» EXERCISE DIRECTIONS:
Quote the items below word for word, from the line containing "what elements are" through the line containing "highlight-box <box>107 187 210 258</box>", with both of those lines included.
··· AVAILABLE DATA
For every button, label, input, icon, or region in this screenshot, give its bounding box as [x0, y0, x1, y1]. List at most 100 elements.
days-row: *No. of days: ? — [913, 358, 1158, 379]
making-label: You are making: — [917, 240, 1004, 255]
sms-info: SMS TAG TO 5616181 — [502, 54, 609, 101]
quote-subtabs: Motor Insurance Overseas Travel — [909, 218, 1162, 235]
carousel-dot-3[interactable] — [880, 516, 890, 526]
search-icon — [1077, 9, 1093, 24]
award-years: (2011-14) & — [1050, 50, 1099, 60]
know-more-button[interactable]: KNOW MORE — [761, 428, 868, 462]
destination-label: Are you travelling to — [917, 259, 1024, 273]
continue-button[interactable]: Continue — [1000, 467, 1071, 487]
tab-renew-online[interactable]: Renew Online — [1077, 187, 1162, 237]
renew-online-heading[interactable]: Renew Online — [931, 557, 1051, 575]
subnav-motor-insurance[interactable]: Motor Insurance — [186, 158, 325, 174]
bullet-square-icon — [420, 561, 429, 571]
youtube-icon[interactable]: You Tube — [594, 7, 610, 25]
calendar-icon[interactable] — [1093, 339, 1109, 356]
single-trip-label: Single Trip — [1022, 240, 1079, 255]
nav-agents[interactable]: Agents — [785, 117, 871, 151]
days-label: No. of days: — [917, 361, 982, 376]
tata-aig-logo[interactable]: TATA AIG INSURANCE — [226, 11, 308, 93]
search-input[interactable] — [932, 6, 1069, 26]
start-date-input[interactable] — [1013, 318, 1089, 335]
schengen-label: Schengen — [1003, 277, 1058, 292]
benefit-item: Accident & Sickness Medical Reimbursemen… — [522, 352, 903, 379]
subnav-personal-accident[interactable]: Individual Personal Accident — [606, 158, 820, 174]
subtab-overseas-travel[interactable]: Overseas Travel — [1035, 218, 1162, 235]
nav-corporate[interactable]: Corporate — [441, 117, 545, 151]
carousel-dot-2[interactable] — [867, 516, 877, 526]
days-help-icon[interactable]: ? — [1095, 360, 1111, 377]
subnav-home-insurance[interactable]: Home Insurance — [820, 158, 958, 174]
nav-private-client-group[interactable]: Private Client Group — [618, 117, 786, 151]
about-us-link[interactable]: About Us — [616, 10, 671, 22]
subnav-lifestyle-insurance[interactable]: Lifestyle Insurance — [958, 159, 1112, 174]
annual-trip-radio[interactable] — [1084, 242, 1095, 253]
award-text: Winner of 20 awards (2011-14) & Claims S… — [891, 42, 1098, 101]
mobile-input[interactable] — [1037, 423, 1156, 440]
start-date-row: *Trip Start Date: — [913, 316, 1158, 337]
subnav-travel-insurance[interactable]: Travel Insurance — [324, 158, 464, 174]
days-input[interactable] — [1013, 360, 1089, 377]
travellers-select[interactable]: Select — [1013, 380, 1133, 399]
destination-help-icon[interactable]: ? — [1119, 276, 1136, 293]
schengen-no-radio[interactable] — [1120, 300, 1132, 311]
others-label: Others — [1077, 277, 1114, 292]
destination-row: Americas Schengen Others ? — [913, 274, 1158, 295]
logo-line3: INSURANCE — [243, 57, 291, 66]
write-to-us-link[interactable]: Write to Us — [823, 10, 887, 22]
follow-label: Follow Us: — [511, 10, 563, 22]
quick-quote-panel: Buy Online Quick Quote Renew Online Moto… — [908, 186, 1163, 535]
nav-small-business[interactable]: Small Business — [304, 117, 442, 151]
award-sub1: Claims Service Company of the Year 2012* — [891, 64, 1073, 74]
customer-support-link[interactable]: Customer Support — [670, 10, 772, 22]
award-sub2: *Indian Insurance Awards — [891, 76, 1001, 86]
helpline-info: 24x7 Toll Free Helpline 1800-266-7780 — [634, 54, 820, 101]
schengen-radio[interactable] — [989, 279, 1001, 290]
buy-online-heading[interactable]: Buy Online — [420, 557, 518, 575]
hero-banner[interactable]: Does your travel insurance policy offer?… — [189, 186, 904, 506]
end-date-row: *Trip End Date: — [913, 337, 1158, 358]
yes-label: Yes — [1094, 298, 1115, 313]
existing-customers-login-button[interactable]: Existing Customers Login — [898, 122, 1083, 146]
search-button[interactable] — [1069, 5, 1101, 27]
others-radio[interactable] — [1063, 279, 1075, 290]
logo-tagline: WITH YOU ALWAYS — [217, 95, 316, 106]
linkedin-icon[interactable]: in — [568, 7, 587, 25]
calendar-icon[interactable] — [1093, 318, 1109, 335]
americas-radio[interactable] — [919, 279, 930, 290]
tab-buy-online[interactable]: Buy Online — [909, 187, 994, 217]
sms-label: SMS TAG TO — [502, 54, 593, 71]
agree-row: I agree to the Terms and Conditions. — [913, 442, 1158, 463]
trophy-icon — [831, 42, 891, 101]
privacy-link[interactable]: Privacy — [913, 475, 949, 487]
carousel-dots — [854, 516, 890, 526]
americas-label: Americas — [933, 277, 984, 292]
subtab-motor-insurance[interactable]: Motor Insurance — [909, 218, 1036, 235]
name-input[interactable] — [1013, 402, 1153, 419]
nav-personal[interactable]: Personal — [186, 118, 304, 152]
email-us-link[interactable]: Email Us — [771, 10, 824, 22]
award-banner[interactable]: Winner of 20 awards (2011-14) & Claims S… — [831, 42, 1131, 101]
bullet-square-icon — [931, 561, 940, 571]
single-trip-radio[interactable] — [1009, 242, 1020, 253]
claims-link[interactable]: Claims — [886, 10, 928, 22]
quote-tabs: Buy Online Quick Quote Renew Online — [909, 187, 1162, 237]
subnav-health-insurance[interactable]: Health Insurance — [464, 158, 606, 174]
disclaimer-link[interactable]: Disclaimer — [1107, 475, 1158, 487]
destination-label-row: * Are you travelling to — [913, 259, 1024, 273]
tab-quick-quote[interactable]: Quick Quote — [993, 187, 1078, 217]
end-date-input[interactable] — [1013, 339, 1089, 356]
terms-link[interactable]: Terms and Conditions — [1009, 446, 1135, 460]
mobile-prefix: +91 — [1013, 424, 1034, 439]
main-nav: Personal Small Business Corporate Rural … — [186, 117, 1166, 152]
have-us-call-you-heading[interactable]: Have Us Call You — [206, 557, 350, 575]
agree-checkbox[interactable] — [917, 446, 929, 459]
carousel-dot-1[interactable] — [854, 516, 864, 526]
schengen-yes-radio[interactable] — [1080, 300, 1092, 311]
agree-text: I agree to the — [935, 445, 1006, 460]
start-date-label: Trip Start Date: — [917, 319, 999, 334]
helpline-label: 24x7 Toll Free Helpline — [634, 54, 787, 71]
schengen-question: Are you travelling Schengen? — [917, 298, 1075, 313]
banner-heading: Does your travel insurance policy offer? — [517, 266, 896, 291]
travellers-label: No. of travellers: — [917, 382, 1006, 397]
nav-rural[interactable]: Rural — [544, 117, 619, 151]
······
··· AVAILABLE DATA
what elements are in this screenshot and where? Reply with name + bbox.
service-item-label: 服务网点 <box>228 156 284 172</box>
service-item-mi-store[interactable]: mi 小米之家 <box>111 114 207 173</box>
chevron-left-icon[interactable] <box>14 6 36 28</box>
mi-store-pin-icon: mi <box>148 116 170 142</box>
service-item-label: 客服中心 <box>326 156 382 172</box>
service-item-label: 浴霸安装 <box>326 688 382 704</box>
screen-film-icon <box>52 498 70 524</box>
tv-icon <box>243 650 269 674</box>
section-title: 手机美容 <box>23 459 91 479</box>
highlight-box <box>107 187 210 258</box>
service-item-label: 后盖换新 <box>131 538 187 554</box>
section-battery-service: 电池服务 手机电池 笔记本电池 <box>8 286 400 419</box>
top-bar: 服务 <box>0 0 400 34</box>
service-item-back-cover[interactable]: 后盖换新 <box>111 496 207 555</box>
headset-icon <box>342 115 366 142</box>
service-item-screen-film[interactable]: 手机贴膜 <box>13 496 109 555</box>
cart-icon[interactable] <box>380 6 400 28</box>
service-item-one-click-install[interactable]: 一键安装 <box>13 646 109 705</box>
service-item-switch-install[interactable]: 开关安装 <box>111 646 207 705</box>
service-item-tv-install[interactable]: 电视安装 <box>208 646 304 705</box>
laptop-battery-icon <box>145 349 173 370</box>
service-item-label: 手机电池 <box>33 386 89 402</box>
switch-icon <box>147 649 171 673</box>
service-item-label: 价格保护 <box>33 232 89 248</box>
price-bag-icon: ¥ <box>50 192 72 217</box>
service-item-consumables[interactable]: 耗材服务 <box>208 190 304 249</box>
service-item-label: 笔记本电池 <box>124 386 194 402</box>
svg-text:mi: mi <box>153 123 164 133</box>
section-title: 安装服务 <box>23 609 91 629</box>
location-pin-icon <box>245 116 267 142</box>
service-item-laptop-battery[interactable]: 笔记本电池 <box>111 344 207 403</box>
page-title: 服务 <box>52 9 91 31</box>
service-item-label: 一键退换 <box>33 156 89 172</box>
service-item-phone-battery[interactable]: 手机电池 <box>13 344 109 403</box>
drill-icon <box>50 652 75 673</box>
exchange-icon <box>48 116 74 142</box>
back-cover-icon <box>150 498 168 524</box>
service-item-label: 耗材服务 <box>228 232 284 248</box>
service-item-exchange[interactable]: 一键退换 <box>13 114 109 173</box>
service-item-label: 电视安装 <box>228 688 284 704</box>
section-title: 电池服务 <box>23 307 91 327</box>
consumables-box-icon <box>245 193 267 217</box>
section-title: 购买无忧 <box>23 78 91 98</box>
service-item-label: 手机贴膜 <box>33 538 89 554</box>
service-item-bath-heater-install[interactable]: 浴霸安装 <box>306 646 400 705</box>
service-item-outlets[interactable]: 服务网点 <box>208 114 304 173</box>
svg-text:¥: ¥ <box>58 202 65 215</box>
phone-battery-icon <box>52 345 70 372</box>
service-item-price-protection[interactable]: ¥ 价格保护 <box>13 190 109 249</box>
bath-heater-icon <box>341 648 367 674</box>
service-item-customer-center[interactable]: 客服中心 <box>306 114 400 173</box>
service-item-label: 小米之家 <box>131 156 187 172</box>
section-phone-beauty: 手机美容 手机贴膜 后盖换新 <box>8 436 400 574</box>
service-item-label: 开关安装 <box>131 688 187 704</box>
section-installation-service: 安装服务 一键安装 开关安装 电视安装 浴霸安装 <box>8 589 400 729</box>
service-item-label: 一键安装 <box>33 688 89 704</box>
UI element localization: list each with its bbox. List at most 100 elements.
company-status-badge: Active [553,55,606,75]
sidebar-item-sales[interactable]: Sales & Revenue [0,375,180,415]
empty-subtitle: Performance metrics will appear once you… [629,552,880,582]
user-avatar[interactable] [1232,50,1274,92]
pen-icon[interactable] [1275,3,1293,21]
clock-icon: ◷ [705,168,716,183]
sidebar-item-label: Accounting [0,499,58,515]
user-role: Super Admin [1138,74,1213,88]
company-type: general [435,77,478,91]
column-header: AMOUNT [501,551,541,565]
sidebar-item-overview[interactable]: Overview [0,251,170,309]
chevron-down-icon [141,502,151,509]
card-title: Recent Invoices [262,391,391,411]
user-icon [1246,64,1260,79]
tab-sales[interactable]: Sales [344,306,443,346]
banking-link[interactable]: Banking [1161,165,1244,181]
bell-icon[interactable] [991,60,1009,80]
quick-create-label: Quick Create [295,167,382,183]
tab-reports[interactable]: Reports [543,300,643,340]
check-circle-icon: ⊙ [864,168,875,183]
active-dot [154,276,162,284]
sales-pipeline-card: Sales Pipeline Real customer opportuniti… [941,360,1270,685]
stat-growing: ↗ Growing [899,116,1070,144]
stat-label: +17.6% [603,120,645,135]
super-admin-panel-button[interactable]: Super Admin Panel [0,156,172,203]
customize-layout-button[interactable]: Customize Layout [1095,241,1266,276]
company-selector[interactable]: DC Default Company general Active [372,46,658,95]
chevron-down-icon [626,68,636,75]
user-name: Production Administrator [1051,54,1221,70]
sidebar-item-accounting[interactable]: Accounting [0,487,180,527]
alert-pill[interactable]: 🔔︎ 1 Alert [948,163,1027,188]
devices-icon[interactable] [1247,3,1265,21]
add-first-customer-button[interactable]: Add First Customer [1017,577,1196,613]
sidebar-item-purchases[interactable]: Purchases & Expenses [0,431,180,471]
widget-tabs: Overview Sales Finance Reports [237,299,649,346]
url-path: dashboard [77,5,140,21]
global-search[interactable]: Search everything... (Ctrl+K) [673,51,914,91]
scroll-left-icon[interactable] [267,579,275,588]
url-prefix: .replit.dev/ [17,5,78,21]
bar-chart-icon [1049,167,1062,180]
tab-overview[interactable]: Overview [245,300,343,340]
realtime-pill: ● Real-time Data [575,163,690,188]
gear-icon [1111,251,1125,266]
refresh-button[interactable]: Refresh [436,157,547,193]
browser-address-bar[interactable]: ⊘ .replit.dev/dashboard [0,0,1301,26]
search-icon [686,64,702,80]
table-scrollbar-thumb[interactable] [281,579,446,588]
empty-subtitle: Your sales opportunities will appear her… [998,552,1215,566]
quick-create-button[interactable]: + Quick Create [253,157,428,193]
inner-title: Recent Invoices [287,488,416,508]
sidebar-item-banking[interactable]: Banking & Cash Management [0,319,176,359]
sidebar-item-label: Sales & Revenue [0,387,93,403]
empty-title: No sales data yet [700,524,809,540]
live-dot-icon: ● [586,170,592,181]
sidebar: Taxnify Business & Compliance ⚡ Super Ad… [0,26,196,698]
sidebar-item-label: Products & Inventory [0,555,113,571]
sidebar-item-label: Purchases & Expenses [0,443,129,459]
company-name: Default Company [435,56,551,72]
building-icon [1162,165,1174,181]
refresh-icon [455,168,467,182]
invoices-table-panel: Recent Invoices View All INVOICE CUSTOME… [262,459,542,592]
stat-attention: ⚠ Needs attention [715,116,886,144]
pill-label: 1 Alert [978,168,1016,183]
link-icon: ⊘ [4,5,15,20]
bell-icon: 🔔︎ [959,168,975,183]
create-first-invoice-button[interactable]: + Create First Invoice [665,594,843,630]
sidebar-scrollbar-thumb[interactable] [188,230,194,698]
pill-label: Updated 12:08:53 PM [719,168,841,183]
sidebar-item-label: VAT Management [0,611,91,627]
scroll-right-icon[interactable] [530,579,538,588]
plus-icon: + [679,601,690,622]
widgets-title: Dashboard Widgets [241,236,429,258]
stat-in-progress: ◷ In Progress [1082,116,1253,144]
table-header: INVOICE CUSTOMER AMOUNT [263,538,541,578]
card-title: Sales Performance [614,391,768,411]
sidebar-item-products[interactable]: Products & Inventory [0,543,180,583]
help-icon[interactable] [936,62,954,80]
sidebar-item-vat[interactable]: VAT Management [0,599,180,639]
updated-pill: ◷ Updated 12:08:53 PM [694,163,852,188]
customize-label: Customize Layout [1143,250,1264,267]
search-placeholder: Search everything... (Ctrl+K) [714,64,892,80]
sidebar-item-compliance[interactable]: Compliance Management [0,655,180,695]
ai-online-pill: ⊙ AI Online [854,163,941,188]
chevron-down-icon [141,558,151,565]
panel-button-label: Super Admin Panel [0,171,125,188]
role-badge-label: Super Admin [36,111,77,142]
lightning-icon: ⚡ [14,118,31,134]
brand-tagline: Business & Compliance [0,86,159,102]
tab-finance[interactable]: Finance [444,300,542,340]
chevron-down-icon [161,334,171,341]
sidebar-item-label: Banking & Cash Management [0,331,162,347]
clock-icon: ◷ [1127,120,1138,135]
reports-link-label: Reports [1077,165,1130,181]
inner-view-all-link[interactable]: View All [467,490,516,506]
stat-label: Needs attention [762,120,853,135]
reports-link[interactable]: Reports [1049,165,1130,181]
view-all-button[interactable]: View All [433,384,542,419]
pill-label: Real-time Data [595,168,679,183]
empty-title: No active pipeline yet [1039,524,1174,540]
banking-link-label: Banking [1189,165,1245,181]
······
» TASK SOLUTION:
what elements are in this screenshot and where? Reply with name + bbox.
service-item-label: 服务网点 <box>228 156 284 172</box>
service-item-mi-store[interactable]: mi 小米之家 <box>111 114 207 173</box>
chevron-left-icon[interactable] <box>14 6 36 28</box>
mi-store-pin-icon: mi <box>148 116 170 142</box>
service-item-label: 客服中心 <box>326 156 382 172</box>
service-item-label: 浴霸安装 <box>326 688 382 704</box>
screen-film-icon <box>52 498 70 524</box>
tv-icon <box>243 650 269 674</box>
section-title: 手机美容 <box>23 459 91 479</box>
highlight-box <box>107 187 210 258</box>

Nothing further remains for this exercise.